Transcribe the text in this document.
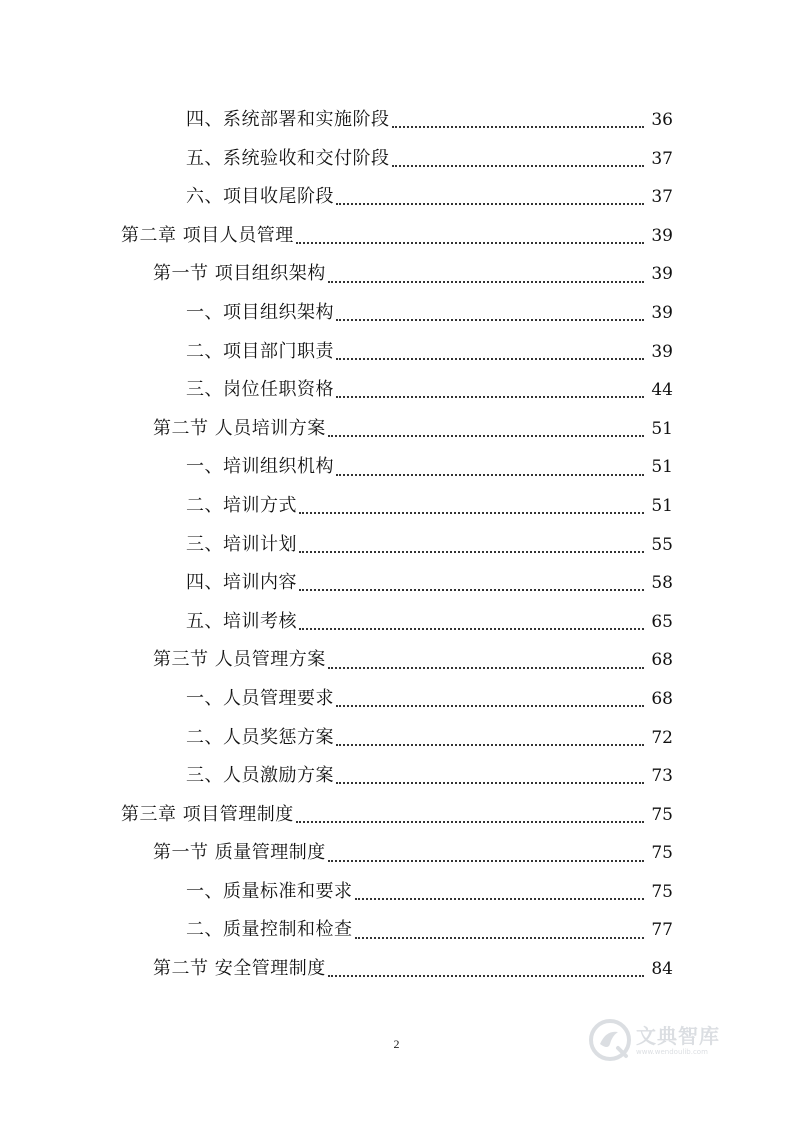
四、系统部署和实施阶段	36
五、系统验收和交付阶段	37
六、项目收尾阶段	37
第二章 项目人员管理	39
第一节 项目组织架构	39
一、项目组织架构	39
二、项目部门职责	39
三、岗位任职资格	44
第二节 人员培训方案	51
一、培训组织机构	51
二、培训方式	51
三、培训计划	55
四、培训内容	58
五、培训考核	65
第三节 人员管理方案	68
一、人员管理要求	68
二、人员奖惩方案	72
三、人员激励方案	73
第三章 项目管理制度	75
第一节 质量管理制度	75
一、质量标准和要求	75
二、质量控制和检查	77
第二节 安全管理制度	84
2	文典智库
www.wendoulib.com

****

Pictures don't belong in the copy. Restate all the entries exactly.

Full output -
Transcribe the text in this document.
四、系统部署和实施阶段	36
五、系统验收和交付阶段	37
六、项目收尾阶段	37
第二章 项目人员管理	39
第一节 项目组织架构	39
一、项目组织架构	39
二、项目部门职责	39
三、岗位任职资格	44
第二节 人员培训方案	51
一、培训组织机构	51
二、培训方式	51
三、培训计划	55
四、培训内容	58
五、培训考核	65
第三节 人员管理方案	68
一、人员管理要求	68
二、人员奖惩方案	72
三、人员激励方案	73
第三章 项目管理制度	75
第一节 质量管理制度	75
一、质量标准和要求	75
二、质量控制和检查	77
第二节 安全管理制度	84
2	文典智库
www.wendoulib.com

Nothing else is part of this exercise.